[START Extracted information]

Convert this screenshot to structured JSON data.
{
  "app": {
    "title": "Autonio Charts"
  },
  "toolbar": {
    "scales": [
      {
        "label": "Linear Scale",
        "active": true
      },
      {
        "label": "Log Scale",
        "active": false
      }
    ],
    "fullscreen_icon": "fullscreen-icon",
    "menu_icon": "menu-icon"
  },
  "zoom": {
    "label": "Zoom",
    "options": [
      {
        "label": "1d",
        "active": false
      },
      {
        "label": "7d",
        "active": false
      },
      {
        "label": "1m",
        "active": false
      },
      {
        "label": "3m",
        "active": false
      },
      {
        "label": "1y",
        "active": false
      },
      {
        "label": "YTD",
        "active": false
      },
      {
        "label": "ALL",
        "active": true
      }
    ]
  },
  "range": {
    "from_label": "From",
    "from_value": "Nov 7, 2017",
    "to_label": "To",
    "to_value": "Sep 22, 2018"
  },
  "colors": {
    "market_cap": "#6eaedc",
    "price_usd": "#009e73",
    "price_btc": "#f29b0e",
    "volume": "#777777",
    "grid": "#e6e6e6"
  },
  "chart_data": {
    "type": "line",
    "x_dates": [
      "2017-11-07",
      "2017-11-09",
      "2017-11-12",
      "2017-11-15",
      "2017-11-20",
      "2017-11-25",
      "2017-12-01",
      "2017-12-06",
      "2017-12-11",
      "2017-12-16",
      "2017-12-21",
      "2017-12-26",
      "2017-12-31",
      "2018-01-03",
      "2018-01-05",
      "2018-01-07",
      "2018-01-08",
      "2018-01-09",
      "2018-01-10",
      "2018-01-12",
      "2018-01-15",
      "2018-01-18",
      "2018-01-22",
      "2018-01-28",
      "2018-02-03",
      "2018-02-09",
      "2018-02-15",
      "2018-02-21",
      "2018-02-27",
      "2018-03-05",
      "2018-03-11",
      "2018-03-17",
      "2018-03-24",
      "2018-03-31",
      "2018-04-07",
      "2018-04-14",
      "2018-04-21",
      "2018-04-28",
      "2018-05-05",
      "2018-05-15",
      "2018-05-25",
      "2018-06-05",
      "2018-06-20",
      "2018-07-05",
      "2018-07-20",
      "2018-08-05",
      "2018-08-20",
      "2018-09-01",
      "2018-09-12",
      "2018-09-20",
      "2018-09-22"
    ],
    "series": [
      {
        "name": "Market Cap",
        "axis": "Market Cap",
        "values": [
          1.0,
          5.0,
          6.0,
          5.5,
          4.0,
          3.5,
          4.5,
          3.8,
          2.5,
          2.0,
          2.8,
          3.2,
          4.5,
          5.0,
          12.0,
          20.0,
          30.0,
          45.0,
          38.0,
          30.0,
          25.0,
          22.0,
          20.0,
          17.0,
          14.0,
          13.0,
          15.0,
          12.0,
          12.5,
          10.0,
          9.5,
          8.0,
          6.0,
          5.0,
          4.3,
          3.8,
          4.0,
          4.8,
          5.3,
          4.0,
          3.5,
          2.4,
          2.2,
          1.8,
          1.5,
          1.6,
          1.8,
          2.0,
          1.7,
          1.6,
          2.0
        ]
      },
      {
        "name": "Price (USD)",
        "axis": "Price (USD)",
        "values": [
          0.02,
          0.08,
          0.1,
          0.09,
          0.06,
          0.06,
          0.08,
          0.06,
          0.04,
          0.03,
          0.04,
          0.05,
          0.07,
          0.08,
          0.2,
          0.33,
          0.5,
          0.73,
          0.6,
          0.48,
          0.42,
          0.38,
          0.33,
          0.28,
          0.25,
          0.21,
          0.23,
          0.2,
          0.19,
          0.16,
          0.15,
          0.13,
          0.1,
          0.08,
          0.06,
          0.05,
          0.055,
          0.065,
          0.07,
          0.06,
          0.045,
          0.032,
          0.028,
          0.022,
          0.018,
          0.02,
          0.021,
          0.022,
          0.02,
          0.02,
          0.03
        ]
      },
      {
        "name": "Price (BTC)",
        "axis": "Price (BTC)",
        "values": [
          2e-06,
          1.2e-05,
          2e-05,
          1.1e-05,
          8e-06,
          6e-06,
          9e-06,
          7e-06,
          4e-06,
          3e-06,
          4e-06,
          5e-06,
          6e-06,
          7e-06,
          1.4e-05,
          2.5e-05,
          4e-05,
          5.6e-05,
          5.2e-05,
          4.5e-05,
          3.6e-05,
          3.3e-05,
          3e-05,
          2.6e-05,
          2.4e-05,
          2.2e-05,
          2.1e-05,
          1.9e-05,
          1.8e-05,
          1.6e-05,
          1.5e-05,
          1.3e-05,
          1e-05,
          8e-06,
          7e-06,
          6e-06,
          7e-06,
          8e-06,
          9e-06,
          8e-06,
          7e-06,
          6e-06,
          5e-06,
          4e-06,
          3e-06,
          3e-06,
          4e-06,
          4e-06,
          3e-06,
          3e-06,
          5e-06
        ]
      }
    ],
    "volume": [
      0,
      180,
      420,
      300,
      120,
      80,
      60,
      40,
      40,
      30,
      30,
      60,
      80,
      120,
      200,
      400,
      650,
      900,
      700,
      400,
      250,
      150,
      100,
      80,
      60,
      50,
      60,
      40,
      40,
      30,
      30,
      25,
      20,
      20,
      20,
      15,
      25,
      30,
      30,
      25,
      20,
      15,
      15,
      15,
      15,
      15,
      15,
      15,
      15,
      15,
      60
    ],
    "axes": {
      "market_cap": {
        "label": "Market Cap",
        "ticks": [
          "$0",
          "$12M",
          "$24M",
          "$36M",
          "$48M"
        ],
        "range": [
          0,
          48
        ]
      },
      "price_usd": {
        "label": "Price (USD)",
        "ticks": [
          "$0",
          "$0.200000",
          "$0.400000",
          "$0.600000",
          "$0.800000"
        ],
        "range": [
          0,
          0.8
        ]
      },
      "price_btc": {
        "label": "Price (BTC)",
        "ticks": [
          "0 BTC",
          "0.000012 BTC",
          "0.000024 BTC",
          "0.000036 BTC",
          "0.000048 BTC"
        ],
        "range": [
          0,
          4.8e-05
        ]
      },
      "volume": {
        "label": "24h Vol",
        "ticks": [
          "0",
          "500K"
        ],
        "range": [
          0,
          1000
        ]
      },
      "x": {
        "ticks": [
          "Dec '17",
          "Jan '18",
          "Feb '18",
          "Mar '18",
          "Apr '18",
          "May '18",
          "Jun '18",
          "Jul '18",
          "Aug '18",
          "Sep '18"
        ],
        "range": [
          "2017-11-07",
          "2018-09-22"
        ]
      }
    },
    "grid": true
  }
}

[END Extracted information]

How many lines in the records above contain the word "icon"? Give only the number.

2